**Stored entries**
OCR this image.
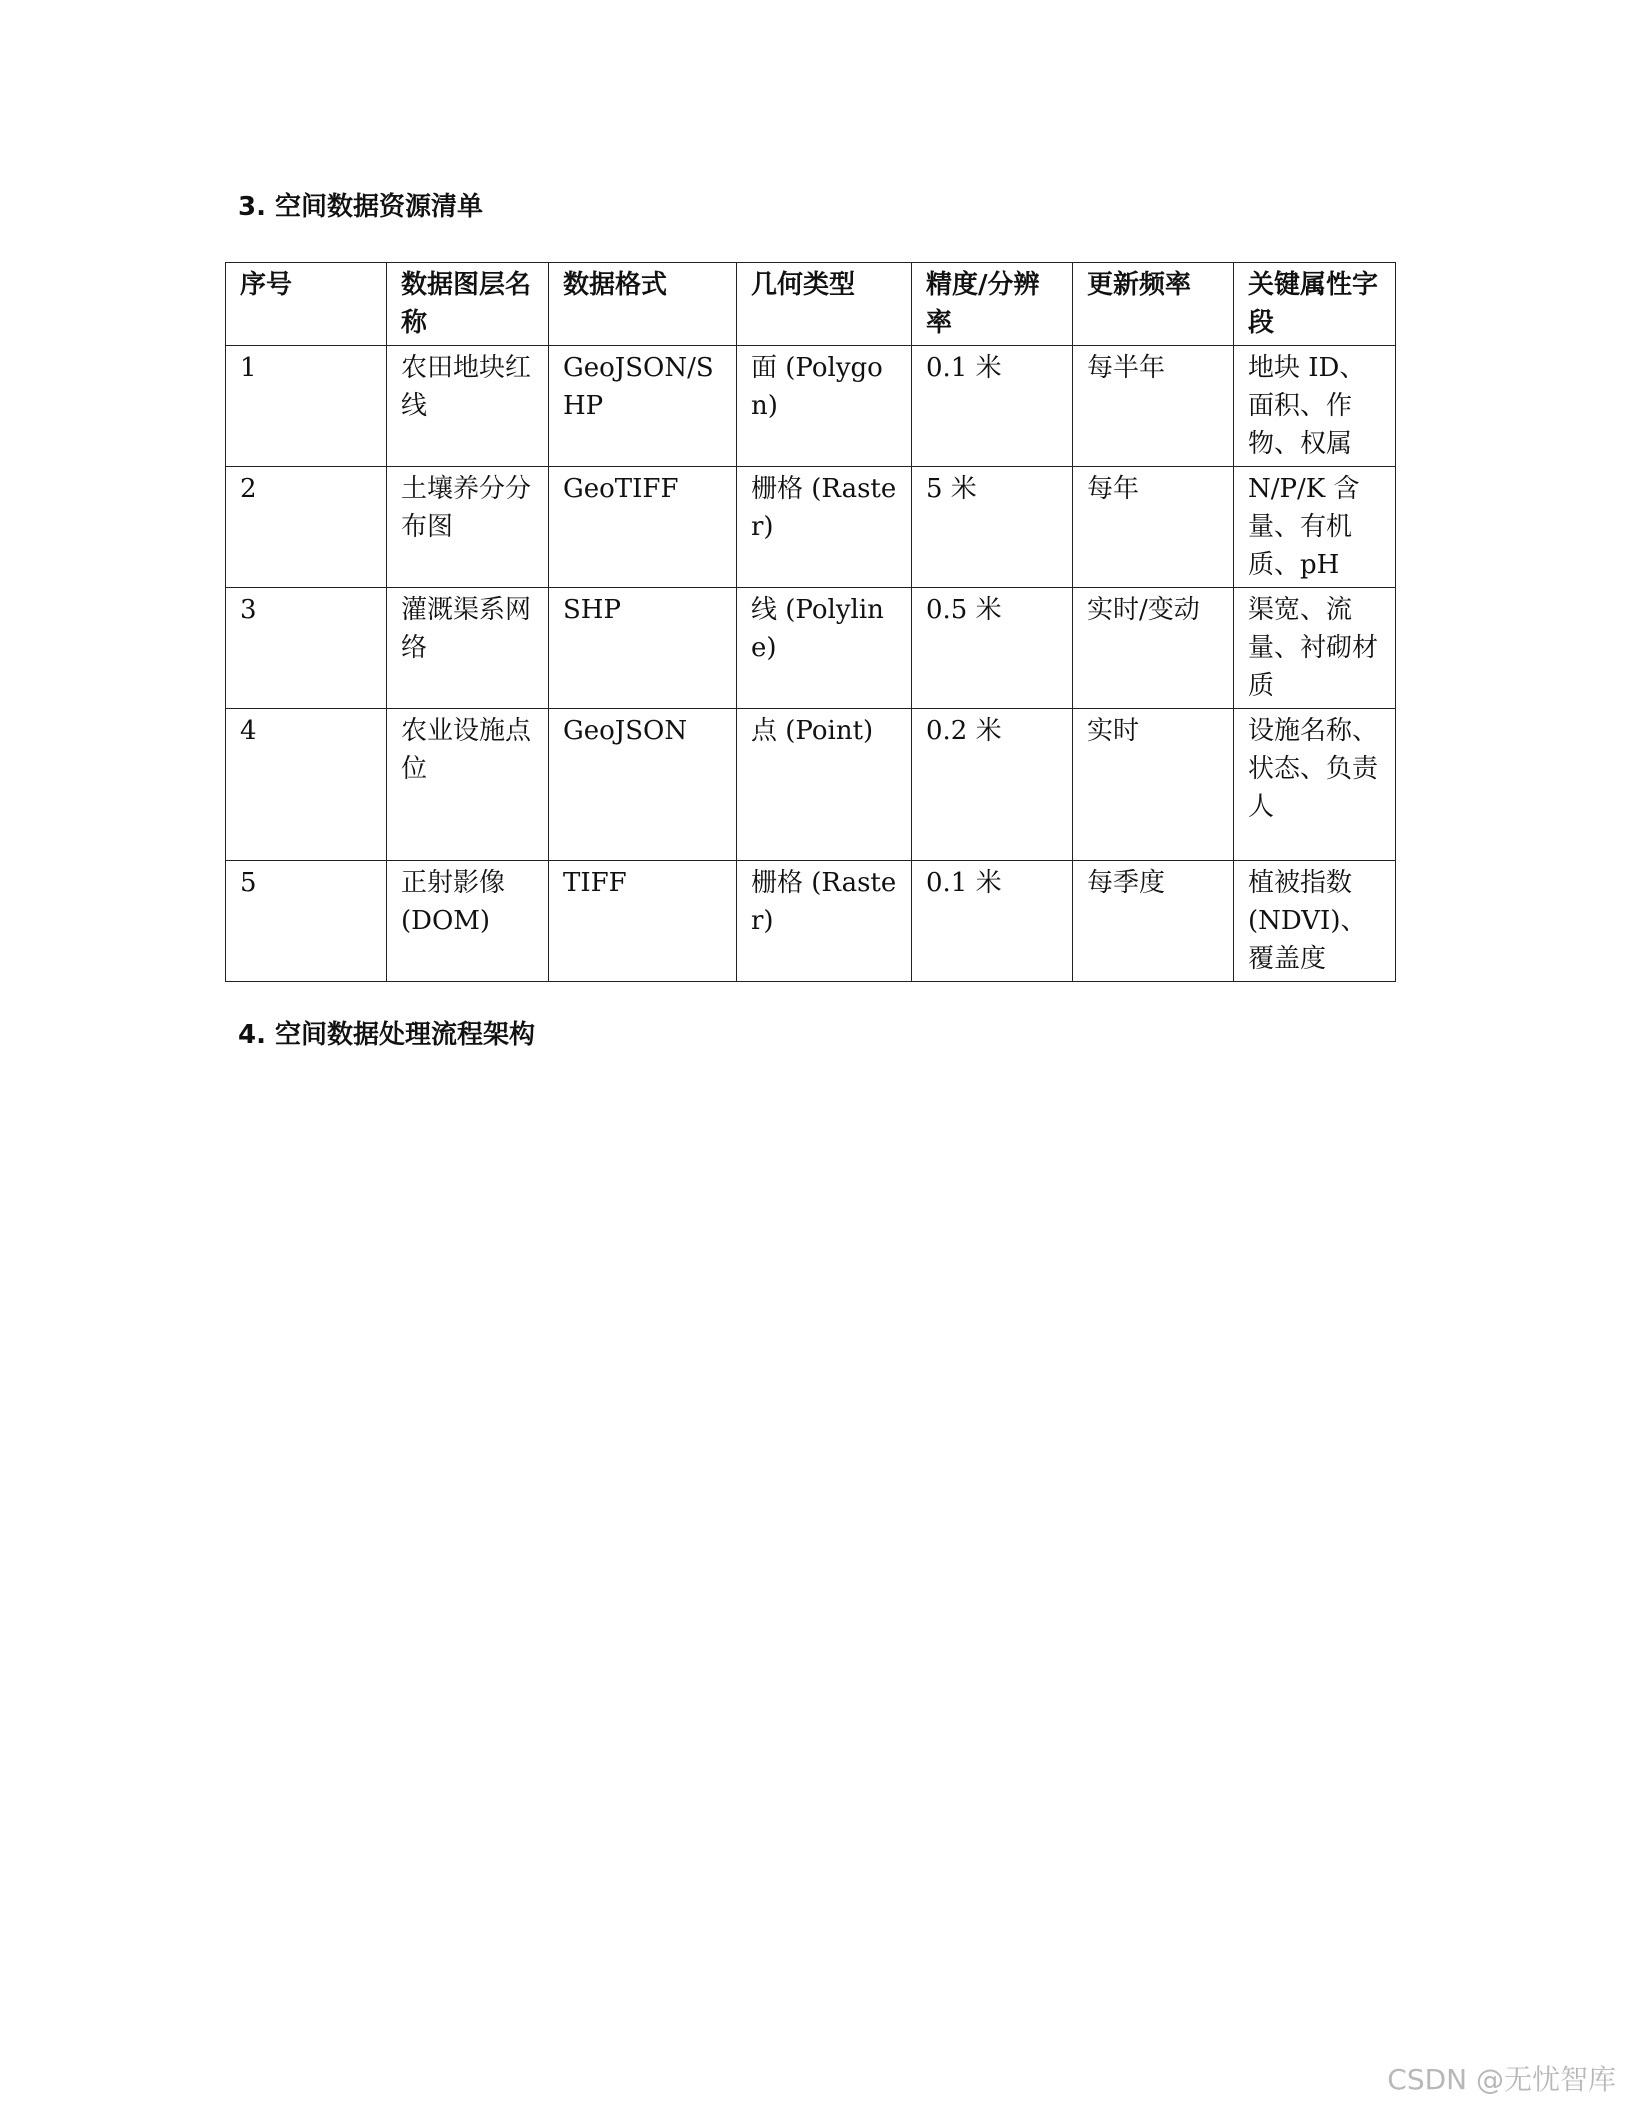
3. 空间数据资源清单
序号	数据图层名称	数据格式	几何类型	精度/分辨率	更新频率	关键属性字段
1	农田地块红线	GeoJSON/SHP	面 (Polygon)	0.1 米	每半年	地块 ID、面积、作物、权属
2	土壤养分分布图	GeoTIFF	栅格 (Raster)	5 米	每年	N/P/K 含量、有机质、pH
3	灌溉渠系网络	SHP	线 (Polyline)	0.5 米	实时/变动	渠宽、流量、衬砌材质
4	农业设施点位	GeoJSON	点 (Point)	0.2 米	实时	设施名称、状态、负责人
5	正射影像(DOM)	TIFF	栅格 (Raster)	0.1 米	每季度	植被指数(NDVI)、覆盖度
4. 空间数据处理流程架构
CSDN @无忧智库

--

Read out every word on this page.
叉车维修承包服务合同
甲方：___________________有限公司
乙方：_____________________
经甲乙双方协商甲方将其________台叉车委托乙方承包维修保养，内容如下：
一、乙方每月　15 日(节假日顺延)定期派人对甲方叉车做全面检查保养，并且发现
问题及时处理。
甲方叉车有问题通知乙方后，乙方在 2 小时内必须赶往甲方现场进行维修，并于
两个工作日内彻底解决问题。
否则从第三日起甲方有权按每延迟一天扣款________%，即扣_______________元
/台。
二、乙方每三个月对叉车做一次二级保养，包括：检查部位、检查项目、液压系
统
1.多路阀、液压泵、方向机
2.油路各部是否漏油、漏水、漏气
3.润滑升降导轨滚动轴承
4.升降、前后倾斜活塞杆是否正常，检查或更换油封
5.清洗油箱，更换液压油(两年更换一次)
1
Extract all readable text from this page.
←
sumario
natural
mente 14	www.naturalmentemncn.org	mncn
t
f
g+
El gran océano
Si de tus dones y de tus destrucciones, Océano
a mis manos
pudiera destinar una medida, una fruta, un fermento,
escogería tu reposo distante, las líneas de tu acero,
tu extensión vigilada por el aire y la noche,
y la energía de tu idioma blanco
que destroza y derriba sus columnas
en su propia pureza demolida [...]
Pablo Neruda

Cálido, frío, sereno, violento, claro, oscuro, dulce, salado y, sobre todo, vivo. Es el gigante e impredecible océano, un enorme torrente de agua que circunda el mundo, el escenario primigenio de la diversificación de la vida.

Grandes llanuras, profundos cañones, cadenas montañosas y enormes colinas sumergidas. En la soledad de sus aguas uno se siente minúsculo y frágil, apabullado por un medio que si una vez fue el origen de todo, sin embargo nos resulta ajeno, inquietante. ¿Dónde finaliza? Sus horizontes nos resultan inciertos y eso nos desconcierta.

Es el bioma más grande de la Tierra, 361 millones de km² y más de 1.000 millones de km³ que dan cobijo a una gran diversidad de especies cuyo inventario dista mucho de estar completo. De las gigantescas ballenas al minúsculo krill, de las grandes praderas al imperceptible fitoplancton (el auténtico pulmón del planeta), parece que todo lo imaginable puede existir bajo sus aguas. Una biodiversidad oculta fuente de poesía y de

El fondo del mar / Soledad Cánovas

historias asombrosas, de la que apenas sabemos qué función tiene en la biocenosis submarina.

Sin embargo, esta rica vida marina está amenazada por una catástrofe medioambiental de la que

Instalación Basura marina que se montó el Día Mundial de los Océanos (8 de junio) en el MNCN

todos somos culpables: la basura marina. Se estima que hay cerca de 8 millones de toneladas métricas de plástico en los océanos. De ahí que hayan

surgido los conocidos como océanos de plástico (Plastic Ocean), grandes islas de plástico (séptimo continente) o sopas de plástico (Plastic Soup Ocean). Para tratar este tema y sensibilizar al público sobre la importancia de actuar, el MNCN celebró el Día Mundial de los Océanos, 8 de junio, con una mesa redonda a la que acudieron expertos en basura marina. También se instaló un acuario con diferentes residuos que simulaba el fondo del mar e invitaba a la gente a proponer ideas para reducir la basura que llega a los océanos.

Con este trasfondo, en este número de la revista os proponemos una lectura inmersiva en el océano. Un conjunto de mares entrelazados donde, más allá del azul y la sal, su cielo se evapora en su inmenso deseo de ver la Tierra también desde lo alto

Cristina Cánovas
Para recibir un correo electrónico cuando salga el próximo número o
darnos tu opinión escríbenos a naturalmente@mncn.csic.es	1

**Written request**
Find the word "GeoJSON" in the entries, and copy every line it shows up in.

**Expected answer**
1	农田地块红线	GeoJSON/SHP	面 (Polygon)	0.1 米	每半年	地块 ID、面积、作物、权属
4	农业设施点位	GeoJSON	点 (Point)	0.2 米	实时	设施名称、状态、负责人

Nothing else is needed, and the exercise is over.